>> Start

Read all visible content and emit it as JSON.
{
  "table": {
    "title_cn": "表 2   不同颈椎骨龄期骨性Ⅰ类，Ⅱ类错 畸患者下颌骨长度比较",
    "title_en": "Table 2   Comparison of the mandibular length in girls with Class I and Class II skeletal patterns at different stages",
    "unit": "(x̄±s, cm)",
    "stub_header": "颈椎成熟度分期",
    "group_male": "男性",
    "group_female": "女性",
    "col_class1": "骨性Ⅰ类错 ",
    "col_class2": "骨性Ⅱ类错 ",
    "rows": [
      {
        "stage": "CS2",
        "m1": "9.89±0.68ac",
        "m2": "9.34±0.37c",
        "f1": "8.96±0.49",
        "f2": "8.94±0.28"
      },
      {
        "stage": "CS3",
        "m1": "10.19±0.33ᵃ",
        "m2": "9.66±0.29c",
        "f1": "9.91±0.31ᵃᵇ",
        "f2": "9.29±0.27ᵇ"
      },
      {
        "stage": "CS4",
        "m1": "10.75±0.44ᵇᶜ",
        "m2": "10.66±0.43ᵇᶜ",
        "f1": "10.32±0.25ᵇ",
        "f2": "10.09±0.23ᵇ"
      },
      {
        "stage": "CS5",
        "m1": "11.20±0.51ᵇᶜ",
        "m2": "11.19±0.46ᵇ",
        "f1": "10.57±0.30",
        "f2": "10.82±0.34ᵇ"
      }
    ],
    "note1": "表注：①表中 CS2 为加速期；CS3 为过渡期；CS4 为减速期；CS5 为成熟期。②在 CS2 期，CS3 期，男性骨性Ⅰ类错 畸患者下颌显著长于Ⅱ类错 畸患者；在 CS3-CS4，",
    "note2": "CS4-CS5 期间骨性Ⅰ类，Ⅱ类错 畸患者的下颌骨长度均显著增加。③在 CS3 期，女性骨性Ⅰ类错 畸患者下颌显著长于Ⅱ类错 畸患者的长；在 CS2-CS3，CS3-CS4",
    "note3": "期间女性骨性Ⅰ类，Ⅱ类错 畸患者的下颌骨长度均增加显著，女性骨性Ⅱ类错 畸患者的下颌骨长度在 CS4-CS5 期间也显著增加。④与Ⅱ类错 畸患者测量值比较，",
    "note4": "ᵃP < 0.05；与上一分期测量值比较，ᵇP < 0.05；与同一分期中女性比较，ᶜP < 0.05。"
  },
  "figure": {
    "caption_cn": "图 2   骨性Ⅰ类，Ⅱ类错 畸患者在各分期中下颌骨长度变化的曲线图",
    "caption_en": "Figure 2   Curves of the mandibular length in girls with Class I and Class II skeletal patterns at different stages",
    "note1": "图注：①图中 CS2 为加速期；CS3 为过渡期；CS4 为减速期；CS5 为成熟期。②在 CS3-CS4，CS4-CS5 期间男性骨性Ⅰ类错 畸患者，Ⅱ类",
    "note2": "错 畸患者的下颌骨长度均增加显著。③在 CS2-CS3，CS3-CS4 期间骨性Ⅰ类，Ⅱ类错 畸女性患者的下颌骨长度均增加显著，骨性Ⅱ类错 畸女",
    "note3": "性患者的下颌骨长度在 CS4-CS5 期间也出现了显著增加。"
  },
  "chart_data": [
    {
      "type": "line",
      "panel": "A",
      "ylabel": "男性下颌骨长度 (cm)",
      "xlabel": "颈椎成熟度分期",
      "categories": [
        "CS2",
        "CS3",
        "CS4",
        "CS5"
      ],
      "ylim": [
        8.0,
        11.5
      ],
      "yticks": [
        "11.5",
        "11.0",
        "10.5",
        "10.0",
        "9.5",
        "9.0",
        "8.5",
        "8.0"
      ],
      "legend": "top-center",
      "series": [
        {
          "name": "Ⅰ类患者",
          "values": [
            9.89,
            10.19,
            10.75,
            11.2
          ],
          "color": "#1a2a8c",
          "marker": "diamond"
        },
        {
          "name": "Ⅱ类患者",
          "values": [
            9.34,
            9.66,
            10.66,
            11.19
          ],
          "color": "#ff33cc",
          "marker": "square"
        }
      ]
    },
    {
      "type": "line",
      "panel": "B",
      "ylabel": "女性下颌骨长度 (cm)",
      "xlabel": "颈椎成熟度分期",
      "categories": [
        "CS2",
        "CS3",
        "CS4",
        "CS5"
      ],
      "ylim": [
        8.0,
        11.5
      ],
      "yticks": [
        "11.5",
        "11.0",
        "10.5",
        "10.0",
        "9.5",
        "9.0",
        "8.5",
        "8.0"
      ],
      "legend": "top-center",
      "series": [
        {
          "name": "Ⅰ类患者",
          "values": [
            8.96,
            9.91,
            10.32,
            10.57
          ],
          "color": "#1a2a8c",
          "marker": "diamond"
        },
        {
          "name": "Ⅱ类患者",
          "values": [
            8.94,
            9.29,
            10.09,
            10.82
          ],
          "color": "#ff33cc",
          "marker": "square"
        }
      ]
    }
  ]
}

>> End

WHAT YOU ARE ASKED TO DO :: Find the string "畸患者的下颌骨长度均增加显著" in the entries above and return each line that holds it.

SOLUTION FOR THIS PROBLEM ::
    "note3": "期间女性骨性Ⅰ类，Ⅱ类错 畸患者的下颌骨长度均增加显著，女性骨性Ⅱ类错 畸患者的下颌骨长度在 CS4-CS5 期间也显著增加。④与Ⅱ类错 畸患者测量值比较，",
    "note2": "错 畸患者的下颌骨长度均增加显著。③在 CS2-CS3，CS3-CS4 期间骨性Ⅰ类，Ⅱ类错 畸女性患者的下颌骨长度均增加显著，骨性Ⅱ类错 畸女",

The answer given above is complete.